Supplied records start

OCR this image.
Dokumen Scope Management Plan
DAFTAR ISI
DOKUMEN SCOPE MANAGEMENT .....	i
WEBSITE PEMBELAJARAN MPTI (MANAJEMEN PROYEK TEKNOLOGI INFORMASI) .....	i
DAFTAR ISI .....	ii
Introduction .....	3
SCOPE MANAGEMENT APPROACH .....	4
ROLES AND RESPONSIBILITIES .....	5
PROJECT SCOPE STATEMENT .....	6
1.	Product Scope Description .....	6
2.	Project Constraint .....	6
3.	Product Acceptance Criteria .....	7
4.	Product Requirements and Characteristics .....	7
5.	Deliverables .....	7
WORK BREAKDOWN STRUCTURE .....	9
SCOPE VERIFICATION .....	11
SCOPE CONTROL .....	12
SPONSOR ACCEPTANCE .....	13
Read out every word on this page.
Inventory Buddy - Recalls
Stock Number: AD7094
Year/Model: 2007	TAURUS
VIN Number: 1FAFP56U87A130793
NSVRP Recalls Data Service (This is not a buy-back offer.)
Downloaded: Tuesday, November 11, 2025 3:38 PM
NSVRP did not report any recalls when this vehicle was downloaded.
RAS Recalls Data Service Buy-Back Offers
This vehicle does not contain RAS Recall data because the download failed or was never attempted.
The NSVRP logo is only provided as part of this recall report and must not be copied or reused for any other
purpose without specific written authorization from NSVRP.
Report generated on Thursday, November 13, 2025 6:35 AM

Supplied records end

Recopy the entries above exactly, with every line included.

## [Exercise result]
OCR this image.
Dokumen Scope Management Plan
DAFTAR ISI
DOKUMEN SCOPE MANAGEMENT .....	i
WEBSITE PEMBELAJARAN MPTI (MANAJEMEN PROYEK TEKNOLOGI INFORMASI) .....	i
DAFTAR ISI .....	ii
Introduction .....	3
SCOPE MANAGEMENT APPROACH .....	4
ROLES AND RESPONSIBILITIES .....	5
PROJECT SCOPE STATEMENT .....	6
1.	Product Scope Description .....	6
2.	Project Constraint .....	6
3.	Product Acceptance Criteria .....	7
4.	Product Requirements and Characteristics .....	7
5.	Deliverables .....	7
WORK BREAKDOWN STRUCTURE .....	9
SCOPE VERIFICATION .....	11
SCOPE CONTROL .....	12
SPONSOR ACCEPTANCE .....	13
Read out every word on this page.
Inventory Buddy - Recalls
Stock Number: AD7094
Year/Model: 2007	TAURUS
VIN Number: 1FAFP56U87A130793
NSVRP Recalls Data Service (This is not a buy-back offer.)
Downloaded: Tuesday, November 11, 2025 3:38 PM
NSVRP did not report any recalls when this vehicle was downloaded.
RAS Recalls Data Service Buy-Back Offers
This vehicle does not contain RAS Recall data because the download failed or was never attempted.
The NSVRP logo is only provided as part of this recall report and must not be copied or reused for any other
purpose without specific written authorization from NSVRP.
Report generated on Thursday, November 13, 2025 6:35 AM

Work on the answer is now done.